**What the task requires:**
From the entries below, gather every line containing the string "SOLO".

———

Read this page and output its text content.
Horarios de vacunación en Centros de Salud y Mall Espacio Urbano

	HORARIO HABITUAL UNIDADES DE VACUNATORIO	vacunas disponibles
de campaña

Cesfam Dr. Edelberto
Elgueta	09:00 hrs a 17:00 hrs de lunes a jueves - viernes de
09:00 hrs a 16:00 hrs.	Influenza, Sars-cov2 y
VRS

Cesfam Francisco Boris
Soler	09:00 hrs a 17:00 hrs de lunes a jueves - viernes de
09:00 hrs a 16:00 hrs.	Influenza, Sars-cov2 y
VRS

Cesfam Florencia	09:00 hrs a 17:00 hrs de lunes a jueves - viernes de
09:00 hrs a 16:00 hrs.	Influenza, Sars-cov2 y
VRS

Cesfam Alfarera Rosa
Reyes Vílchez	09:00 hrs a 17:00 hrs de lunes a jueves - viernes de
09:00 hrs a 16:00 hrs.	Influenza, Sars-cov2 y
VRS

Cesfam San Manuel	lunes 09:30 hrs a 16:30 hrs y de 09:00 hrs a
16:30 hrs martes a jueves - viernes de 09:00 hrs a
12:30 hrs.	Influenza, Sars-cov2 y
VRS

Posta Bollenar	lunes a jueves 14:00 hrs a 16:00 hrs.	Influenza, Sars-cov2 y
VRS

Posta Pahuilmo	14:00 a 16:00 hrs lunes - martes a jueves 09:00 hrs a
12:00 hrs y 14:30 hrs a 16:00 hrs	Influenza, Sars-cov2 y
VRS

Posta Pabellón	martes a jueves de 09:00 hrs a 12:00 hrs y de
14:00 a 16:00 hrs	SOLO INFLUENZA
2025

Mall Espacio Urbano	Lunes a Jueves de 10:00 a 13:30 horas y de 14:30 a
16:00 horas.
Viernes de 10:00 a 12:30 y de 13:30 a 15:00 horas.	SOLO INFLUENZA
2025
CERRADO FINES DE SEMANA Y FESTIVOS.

———

**Expected answer:**
14:00 a 16:00 hrs	SOLO INFLUENZA
Viernes de 10:00 a 12:30 y de 13:30 a 15:00 horas.	SOLO INFLUENZA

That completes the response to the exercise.